(Data records)
★ ★ ★ ★

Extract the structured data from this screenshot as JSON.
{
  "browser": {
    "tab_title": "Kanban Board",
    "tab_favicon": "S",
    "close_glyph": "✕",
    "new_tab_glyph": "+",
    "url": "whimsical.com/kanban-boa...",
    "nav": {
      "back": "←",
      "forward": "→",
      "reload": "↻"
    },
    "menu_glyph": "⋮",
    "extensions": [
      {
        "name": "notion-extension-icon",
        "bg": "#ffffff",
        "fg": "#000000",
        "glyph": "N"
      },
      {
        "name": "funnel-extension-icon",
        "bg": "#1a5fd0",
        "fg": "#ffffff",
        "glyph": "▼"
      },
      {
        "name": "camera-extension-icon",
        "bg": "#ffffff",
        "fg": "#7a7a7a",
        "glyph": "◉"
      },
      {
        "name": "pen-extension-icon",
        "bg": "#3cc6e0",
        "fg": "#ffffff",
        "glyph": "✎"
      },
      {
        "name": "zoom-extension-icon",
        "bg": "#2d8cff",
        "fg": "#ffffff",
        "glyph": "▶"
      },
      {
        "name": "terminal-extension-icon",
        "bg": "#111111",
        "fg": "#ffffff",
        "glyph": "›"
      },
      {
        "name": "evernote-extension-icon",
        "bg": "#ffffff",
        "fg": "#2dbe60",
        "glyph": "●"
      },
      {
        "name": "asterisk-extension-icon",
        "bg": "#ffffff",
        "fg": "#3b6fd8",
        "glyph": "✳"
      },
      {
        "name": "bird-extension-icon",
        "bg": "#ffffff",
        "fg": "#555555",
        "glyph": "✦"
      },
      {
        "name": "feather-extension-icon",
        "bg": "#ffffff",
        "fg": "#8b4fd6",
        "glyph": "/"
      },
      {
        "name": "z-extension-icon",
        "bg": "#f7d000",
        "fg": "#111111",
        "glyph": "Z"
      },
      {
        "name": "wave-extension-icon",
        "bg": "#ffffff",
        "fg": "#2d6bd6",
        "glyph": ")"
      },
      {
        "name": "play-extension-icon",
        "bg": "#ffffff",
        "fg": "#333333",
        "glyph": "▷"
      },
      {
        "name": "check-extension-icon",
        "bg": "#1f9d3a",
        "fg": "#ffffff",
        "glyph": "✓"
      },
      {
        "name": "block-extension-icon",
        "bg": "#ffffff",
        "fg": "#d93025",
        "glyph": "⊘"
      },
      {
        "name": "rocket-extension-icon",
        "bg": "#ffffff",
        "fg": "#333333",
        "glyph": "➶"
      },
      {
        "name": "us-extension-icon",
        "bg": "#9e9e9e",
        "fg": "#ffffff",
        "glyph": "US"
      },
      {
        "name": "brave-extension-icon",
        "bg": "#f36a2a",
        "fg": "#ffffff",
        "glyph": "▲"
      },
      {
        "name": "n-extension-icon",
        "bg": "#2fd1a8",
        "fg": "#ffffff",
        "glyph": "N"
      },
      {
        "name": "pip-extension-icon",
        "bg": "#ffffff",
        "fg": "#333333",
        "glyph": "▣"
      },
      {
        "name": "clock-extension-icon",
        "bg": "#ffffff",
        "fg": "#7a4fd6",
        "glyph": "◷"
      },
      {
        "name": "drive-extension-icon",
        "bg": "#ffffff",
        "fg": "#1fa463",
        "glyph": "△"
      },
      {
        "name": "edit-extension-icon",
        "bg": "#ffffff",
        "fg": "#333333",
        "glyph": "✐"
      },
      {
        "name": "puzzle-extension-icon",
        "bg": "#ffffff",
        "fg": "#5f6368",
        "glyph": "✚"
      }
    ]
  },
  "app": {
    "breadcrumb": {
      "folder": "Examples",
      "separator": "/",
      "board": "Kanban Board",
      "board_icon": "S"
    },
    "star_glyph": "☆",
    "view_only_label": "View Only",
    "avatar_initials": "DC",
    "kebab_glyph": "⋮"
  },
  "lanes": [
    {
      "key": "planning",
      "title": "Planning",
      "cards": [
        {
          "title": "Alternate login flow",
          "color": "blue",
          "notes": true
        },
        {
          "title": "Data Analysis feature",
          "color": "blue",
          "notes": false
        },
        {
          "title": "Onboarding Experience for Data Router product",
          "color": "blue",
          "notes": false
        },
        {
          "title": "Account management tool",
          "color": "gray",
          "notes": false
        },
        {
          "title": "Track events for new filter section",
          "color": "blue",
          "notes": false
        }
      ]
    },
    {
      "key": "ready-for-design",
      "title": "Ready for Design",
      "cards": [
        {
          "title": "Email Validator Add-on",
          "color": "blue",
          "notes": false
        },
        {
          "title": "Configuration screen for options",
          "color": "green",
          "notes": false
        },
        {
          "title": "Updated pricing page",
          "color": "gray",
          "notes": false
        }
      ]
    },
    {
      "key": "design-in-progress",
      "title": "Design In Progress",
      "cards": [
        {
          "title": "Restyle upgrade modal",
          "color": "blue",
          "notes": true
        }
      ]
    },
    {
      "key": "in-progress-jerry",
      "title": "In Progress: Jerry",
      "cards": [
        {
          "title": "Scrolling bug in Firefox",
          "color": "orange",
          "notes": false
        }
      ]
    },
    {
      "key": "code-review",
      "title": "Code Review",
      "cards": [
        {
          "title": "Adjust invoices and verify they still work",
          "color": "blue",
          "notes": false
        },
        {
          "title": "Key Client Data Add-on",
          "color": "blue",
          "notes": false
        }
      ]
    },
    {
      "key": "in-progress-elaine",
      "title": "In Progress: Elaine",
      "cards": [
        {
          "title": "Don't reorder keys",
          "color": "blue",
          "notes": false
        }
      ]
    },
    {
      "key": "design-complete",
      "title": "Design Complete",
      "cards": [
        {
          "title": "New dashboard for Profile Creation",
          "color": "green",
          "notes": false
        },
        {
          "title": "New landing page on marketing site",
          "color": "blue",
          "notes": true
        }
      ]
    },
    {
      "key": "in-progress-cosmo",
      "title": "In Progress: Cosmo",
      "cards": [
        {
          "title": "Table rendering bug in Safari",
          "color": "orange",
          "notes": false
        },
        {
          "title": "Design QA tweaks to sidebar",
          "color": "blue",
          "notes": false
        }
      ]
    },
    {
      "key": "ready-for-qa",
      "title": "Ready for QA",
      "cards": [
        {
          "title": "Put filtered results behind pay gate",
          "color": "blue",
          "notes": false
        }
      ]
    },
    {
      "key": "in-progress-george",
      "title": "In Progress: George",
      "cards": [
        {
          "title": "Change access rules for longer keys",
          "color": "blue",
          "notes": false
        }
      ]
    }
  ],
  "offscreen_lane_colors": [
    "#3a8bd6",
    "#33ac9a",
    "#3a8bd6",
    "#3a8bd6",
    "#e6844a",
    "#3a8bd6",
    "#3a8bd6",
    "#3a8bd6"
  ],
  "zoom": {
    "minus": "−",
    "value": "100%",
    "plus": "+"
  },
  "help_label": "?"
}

★ ★ ★ ★

> **GIVEN INSTRUCTION**:
Copy out each line above, character for character.

> **FINAL RESULT**:
Extract the structured data from this screenshot as JSON.
{
  "browser": {
    "tab_title": "Kanban Board",
    "tab_favicon": "S",
    "close_glyph": "✕",
    "new_tab_glyph": "+",
    "url": "whimsical.com/kanban-boa...",
    "nav": {
      "back": "←",
      "forward": "→",
      "reload": "↻"
    },
    "menu_glyph": "⋮",
    "extensions": [
      {
        "name": "notion-extension-icon",
        "bg": "#ffffff",
        "fg": "#000000",
        "glyph": "N"
      },
      {
        "name": "funnel-extension-icon",
        "bg": "#1a5fd0",
        "fg": "#ffffff",
        "glyph": "▼"
      },
      {
        "name": "camera-extension-icon",
        "bg": "#ffffff",
        "fg": "#7a7a7a",
        "glyph": "◉"
      },
      {
        "name": "pen-extension-icon",
        "bg": "#3cc6e0",
        "fg": "#ffffff",
        "glyph": "✎"
      },
      {
        "name": "zoom-extension-icon",
        "bg": "#2d8cff",
        "fg": "#ffffff",
        "glyph": "▶"
      },
      {
        "name": "terminal-extension-icon",
        "bg": "#111111",
        "fg": "#ffffff",
        "glyph": "›"
      },
      {
        "name": "evernote-extension-icon",
        "bg": "#ffffff",
        "fg": "#2dbe60",
        "glyph": "●"
      },
      {
        "name": "asterisk-extension-icon",
        "bg": "#ffffff",
        "fg": "#3b6fd8",
        "glyph": "✳"
      },
      {
        "name": "bird-extension-icon",
        "bg": "#ffffff",
        "fg": "#555555",
        "glyph": "✦"
      },
      {
        "name": "feather-extension-icon",
        "bg": "#ffffff",
        "fg": "#8b4fd6",
        "glyph": "/"
      },
      {
        "name": "z-extension-icon",
        "bg": "#f7d000",
        "fg": "#111111",
        "glyph": "Z"
      },
      {
        "name": "wave-extension-icon",
        "bg": "#ffffff",
        "fg": "#2d6bd6",
        "glyph": ")"
      },
      {
        "name": "play-extension-icon",
        "bg": "#ffffff",
        "fg": "#333333",
        "glyph": "▷"
      },
      {
        "name": "check-extension-icon",
        "bg": "#1f9d3a",
        "fg": "#ffffff",
        "glyph": "✓"
      },
      {
        "name": "block-extension-icon",
        "bg": "#ffffff",
        "fg": "#d93025",
        "glyph": "⊘"
      },
      {
        "name": "rocket-extension-icon",
        "bg": "#ffffff",
        "fg": "#333333",
        "glyph": "➶"
      },
      {
        "name": "us-extension-icon",
        "bg": "#9e9e9e",
        "fg": "#ffffff",
        "glyph": "US"
      },
      {
        "name": "brave-extension-icon",
        "bg": "#f36a2a",
        "fg": "#ffffff",
        "glyph": "▲"
      },
      {
        "name": "n-extension-icon",
        "bg": "#2fd1a8",
        "fg": "#ffffff",
        "glyph": "N"
      },
      {
        "name": "pip-extension-icon",
        "bg": "#ffffff",
        "fg": "#333333",
        "glyph": "▣"
      },
      {
        "name": "clock-extension-icon",
        "bg": "#ffffff",
        "fg": "#7a4fd6",
        "glyph": "◷"
      },
      {
        "name": "drive-extension-icon",
        "bg": "#ffffff",
        "fg": "#1fa463",
        "glyph": "△"
      },
      {
        "name": "edit-extension-icon",
        "bg": "#ffffff",
        "fg": "#333333",
        "glyph": "✐"
      },
      {
        "name": "puzzle-extension-icon",
        "bg": "#ffffff",
        "fg": "#5f6368",
        "glyph": "✚"
      }
    ]
  },
  "app": {
    "breadcrumb": {
      "folder": "Examples",
      "separator": "/",
      "board": "Kanban Board",
      "board_icon": "S"
    },
    "star_glyph": "☆",
    "view_only_label": "View Only",
    "avatar_initials": "DC",
    "kebab_glyph": "⋮"
  },
  "lanes": [
    {
      "key": "planning",
      "title": "Planning",
      "cards": [
        {
          "title": "Alternate login flow",
          "color": "blue",
          "notes": true
        },
        {
          "title": "Data Analysis feature",
          "color": "blue",
          "notes": false
        },
        {
          "title": "Onboarding Experience for Data Router product",
          "color": "blue",
          "notes": false
        },
        {
          "title": "Account management tool",
          "color": "gray",
          "notes": false
        },
        {
          "title": "Track events for new filter section",
          "color": "blue",
          "notes": false
        }
      ]
    },
    {
      "key": "ready-for-design",
      "title": "Ready for Design",
      "cards": [
        {
          "title": "Email Validator Add-on",
          "color": "blue",
          "notes": false
        },
        {
          "title": "Configuration screen for options",
          "color": "green",
          "notes": false
        },
        {
          "title": "Updated pricing page",
          "color": "gray",
          "notes": false
        }
      ]
    },
    {
      "key": "design-in-progress",
      "title": "Design In Progress",
      "cards": [
        {
          "title": "Restyle upgrade modal",
          "color": "blue",
          "notes": true
        }
      ]
    },
    {
      "key": "in-progress-jerry",
      "title": "In Progress: Jerry",
      "cards": [
        {
          "title": "Scrolling bug in Firefox",
          "color": "orange",
          "notes": false
        }
      ]
    },
    {
      "key": "code-review",
      "title": "Code Review",
      "cards": [
        {
          "title": "Adjust invoices and verify they still work",
          "color": "blue",
          "notes": false
        },
        {
          "title": "Key Client Data Add-on",
          "color": "blue",
          "notes": false
        }
      ]
    },
    {
      "key": "in-progress-elaine",
      "title": "In Progress: Elaine",
      "cards": [
        {
          "title": "Don't reorder keys",
          "color": "blue",
          "notes": false
        }
      ]
    },
    {
      "key": "design-complete",
      "title": "Design Complete",
      "cards": [
        {
          "title": "New dashboard for Profile Creation",
          "color": "green",
          "notes": false
        },
        {
          "title": "New landing page on marketing site",
          "color": "blue",
          "notes": true
        }
      ]
    },
    {
      "key": "in-progress-cosmo",
      "title": "In Progress: Cosmo",
      "cards": [
        {
          "title": "Table rendering bug in Safari",
          "color": "orange",
          "notes": false
        },
        {
          "title": "Design QA tweaks to sidebar",
          "color": "blue",
          "notes": false
        }
      ]
    },
    {
      "key": "ready-for-qa",
      "title": "Ready for QA",
      "cards": [
        {
          "title": "Put filtered results behind pay gate",
          "color": "blue",
          "notes": false
        }
      ]
    },
    {
      "key": "in-progress-george",
      "title": "In Progress: George",
      "cards": [
        {
          "title": "Change access rules for longer keys",
          "color": "blue",
          "notes": false
        }
      ]
    }
  ],
  "offscreen_lane_colors": [
    "#3a8bd6",
    "#33ac9a",
    "#3a8bd6",
    "#3a8bd6",
    "#e6844a",
    "#3a8bd6",
    "#3a8bd6",
    "#3a8bd6"
  ],
  "zoom": {
    "minus": "−",
    "value": "100%",
    "plus": "+"
  },
  "help_label": "?"
}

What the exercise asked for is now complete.